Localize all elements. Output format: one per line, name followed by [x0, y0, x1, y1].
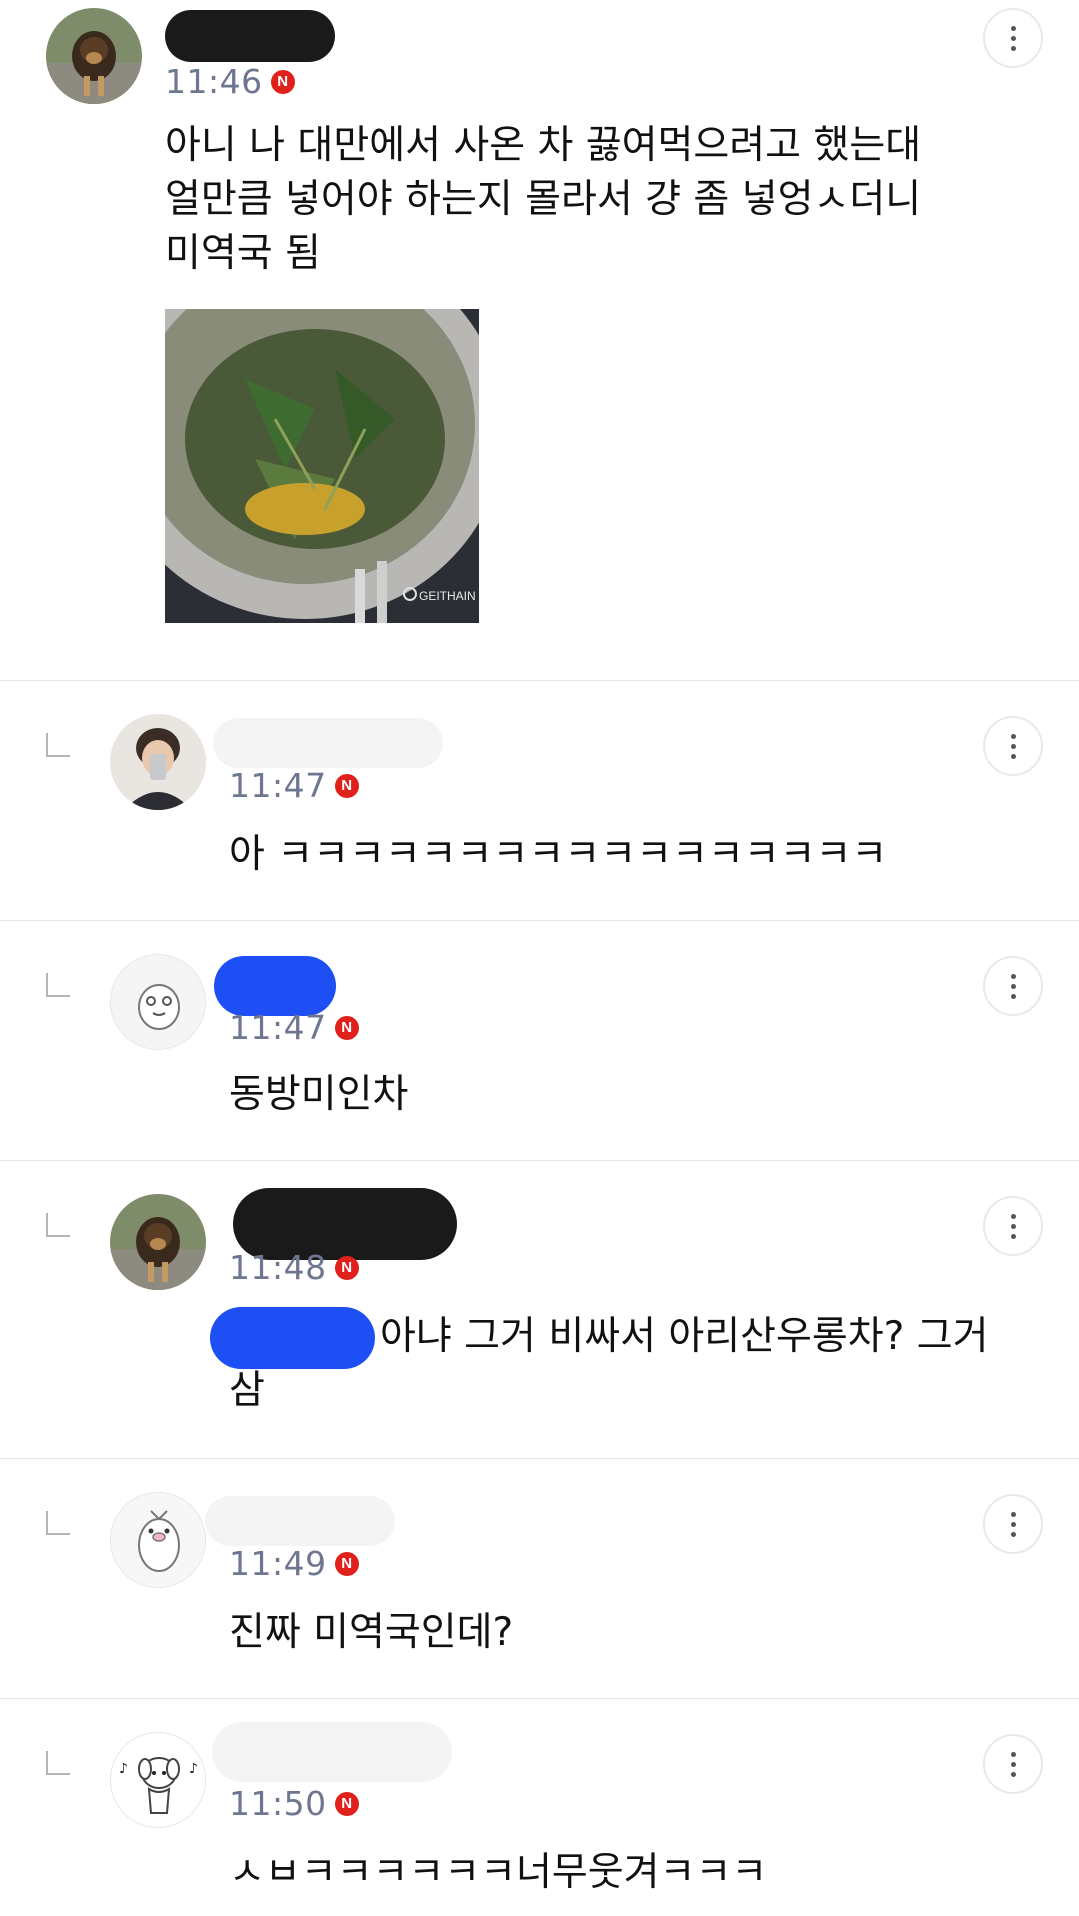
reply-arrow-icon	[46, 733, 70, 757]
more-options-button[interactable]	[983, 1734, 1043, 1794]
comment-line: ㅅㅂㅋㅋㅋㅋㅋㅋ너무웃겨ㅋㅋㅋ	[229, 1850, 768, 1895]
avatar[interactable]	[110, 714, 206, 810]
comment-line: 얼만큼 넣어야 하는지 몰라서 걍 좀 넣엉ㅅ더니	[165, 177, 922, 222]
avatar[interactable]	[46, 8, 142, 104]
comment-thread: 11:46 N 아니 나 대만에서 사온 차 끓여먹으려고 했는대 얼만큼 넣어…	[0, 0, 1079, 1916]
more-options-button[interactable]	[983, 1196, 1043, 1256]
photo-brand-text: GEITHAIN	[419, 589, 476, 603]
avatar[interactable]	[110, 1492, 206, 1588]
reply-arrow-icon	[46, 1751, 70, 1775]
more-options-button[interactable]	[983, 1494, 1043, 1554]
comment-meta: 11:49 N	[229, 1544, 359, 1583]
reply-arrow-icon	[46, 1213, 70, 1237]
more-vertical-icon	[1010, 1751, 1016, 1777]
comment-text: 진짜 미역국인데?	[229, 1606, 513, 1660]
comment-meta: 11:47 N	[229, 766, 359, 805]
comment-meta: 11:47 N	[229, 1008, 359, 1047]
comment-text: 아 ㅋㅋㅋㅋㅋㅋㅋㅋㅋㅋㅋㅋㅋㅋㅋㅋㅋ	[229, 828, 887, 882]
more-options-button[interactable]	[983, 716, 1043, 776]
========
> DO THIS
Turn the records into a JSON list of strings with one string per line, skipping blank lines and leaving out the pictures.

> ANSWER TO THE TASK
[
  "Localize all elements. Output format: one per line, name followed by [x0, y0, x1, y1].",
  "reply-arrow-icon\t[46, 733, 70, 757]",
  "more-options-button[interactable]\t[983, 1734, 1043, 1794]",
  "comment-line: ㅅㅂㅋㅋㅋㅋㅋㅋ너무웃겨ㅋㅋㅋ\t[229, 1850, 768, 1895]",
  "avatar[interactable]\t[110, 714, 206, 810]",
  "comment-line: 얼만큼 넣어야 하는지 몰라서 걍 좀 넣엉ㅅ더니\t[165, 177, 922, 222]",
  "avatar[interactable]\t[46, 8, 142, 104]",
  "comment-thread: 11:46 N 아니 나 대만에서 사온 차 끓여먹으려고 했는대 얼만큼 넣어…\t[0, 0, 1079, 1916]",
  "more-options-button[interactable]\t[983, 1196, 1043, 1256]",
  "photo-brand-text: GEITHAIN\t[419, 589, 476, 603]",
  "avatar[interactable]\t[110, 1492, 206, 1588]",
  "reply-arrow-icon\t[46, 1751, 70, 1775]",
  "more-options-button[interactable]\t[983, 1494, 1043, 1554]",
  "comment-meta: 11:49 N\t[229, 1544, 359, 1583]",
  "reply-arrow-icon\t[46, 1213, 70, 1237]",
  "more-vertical-icon\t[1010, 1751, 1016, 1777]",
  "comment-text: 진짜 미역국인데?\t[229, 1606, 513, 1660]",
  "comment-meta: 11:47 N\t[229, 766, 359, 805]",
  "comment-meta: 11:47 N\t[229, 1008, 359, 1047]",
  "comment-text: 아 ㅋㅋㅋㅋㅋㅋㅋㅋㅋㅋㅋㅋㅋㅋㅋㅋㅋ\t[229, 828, 887, 882]",
  "more-options-button[interactable]\t[983, 716, 1043, 776]"
]